Given instruction: Copy every line from the data below in which the string "жизнь" can be found.

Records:
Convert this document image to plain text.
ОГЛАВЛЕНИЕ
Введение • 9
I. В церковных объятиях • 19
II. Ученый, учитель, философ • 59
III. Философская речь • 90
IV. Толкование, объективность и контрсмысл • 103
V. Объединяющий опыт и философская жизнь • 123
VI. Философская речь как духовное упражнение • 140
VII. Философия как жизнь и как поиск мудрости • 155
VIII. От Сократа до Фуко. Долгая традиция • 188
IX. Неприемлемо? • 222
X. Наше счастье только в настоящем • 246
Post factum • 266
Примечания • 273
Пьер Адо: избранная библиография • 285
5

Full response:
V. Объединяющий опыт и философская жизнь • 123
VII. Философия как жизнь и как поиск мудрости • 155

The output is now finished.